### Your assignment:
Carry on the passage about Trafficante's testimony before the HSCA, picking up right after its last sentence.

After a grant of immunity from prosecution, Trafficante testified before the HSCA the following day, September 28, and denied the allegation that he told Aleman that "Kennedy was going to be hit." He stated that he was positive that he did not say it because he always spoke to Aleman in Spanish, and said that there was no way to state the phrase in Spanish. Trafficante also stated that he had no recollection of meeting Oswald or Oswald's assassin, Jack Ruby. During his testimony, Trafficante also admitted for the first time that he had worked with the CIA from 1960 to 1961 for an attempt to poison Castro but stated that his role was only as an interpreter between CIA officials and Cuban exiles. He testified that he was brought into the plot by Roselli and Giancana, who had been recruited by Maheu. Trafficante said that he introduced the trio to Cuban exiles in Florida. He stated that he received no payment for his involvement and that he acted out of patriotism.

### Data shown:
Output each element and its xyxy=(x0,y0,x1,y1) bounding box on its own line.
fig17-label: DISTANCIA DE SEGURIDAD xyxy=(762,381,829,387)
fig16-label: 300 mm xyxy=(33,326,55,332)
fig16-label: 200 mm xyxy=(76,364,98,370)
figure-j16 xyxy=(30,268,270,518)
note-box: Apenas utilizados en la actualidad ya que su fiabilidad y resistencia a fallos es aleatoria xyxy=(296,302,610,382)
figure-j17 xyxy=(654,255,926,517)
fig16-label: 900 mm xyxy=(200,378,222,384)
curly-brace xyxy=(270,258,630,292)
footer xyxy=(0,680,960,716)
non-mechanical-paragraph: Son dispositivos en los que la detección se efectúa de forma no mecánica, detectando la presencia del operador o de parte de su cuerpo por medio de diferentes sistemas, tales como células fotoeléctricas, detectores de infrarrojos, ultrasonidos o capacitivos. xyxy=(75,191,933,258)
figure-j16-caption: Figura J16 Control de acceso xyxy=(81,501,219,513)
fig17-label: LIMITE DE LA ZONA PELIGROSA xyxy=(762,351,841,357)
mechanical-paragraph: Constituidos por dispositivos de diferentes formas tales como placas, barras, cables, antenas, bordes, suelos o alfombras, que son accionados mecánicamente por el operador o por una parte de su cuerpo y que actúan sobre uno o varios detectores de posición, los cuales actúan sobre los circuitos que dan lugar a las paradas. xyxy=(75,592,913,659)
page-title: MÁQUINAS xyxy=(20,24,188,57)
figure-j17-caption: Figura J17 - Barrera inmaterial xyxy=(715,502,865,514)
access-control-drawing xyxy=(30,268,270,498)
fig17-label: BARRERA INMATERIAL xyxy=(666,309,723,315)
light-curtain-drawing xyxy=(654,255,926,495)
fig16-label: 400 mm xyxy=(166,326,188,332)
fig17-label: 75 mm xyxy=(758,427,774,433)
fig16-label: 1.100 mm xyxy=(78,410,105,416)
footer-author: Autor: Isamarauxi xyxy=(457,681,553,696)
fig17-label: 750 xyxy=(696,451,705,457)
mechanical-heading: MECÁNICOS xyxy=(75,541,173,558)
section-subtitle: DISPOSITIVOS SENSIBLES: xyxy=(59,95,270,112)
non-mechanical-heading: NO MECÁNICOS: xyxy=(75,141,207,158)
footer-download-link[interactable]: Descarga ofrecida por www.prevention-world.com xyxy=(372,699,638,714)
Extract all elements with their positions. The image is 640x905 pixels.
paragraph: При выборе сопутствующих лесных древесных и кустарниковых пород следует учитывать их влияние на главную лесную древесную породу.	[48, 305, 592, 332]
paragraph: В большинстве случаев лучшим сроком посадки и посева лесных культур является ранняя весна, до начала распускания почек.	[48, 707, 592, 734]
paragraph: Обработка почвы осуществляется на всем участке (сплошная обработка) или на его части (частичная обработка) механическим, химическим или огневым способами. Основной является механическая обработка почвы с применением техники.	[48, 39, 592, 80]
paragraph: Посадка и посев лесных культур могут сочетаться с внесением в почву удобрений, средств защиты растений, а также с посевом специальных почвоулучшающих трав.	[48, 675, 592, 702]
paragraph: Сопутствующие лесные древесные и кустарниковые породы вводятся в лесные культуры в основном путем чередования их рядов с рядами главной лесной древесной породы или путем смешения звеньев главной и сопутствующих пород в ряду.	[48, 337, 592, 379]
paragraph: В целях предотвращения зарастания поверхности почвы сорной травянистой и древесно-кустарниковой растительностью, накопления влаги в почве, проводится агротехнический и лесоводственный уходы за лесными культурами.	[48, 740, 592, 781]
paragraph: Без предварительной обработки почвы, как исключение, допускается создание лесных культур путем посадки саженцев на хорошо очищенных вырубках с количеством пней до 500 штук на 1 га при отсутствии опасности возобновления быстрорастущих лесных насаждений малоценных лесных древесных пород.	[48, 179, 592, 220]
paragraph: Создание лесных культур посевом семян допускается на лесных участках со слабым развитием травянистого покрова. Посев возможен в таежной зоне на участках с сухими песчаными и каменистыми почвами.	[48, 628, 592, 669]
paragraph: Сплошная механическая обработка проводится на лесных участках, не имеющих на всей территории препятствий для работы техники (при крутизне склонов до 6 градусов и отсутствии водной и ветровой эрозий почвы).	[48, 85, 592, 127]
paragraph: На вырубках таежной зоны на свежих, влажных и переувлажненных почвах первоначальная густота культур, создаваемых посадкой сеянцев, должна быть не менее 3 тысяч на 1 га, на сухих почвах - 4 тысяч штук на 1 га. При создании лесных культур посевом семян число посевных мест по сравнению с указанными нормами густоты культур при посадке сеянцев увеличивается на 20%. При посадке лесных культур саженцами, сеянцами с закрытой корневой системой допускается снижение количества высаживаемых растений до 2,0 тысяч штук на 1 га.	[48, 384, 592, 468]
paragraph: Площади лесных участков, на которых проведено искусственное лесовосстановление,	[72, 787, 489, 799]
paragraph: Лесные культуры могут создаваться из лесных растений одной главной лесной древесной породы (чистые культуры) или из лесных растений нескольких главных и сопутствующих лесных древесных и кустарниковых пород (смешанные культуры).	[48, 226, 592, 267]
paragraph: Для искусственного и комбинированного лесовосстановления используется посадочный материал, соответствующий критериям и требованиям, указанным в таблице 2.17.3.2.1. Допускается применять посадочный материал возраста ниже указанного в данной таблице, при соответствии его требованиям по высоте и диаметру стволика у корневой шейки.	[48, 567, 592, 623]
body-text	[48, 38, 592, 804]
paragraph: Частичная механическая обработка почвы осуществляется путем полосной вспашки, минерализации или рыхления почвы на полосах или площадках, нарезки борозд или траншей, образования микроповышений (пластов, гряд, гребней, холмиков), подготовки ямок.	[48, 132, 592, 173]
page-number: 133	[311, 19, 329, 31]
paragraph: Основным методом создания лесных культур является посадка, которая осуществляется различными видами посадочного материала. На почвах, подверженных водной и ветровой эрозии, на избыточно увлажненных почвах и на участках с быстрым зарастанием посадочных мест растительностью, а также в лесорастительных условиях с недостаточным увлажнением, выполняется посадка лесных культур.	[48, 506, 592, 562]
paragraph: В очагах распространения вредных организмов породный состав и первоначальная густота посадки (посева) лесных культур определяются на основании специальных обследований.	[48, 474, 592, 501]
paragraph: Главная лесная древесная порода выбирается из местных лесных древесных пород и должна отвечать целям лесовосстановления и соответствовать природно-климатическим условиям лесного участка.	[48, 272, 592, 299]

### Task output:
On January 14, 1992, Trafficante's former attorney, Frank Ragano, told Jack Newfield of the New York Post that he relayed a request from Hoffa to Trafficante and New Orleans boss Carlos Marcello to have Kennedy killed. He repeated the claim two days later on ABC's Good Morning America, in Newfield's Frontline report entitled JFK, Hoffa and Mob broadcast in November 1992, and again in his 1994 autobiography Mob Lawyer. According to Ragano, he met Hoffa at the Teamsters' headquarters in Washington, DC, then delivered the message to Trafficante and Marcello in a meeting at the Royal Orleans Hotel in New Orleans. He stated he was chosen by Hoffa because, as both Hoffa and Trafficante's lawyer, he could be assured of attorney–client privilege.

Ragano also claimed that Trafficante, four days prior to his death, delivered a deathbed confession which suggested that Marcello was meant to assassinate Robert F. Kennedy instead of his brother, the President. He claimed three witnesses could support his statement that he met Trafficante in Tampa, but refused to name them, adding: "One guy is afraid of retaliation. The other guys are two doctors, who say they'll testify if they're summoned to court." In his book Reclaiming History: The Assassination of President John F. Kennedy, Vincent Bugliosi has claimed there to be many flaws in Ragano's claims, including his own claim that Trafficante was most likely not in Tampa on the day in question, but was rather in North Miami Beach, Florida, receiving dialysis treatments.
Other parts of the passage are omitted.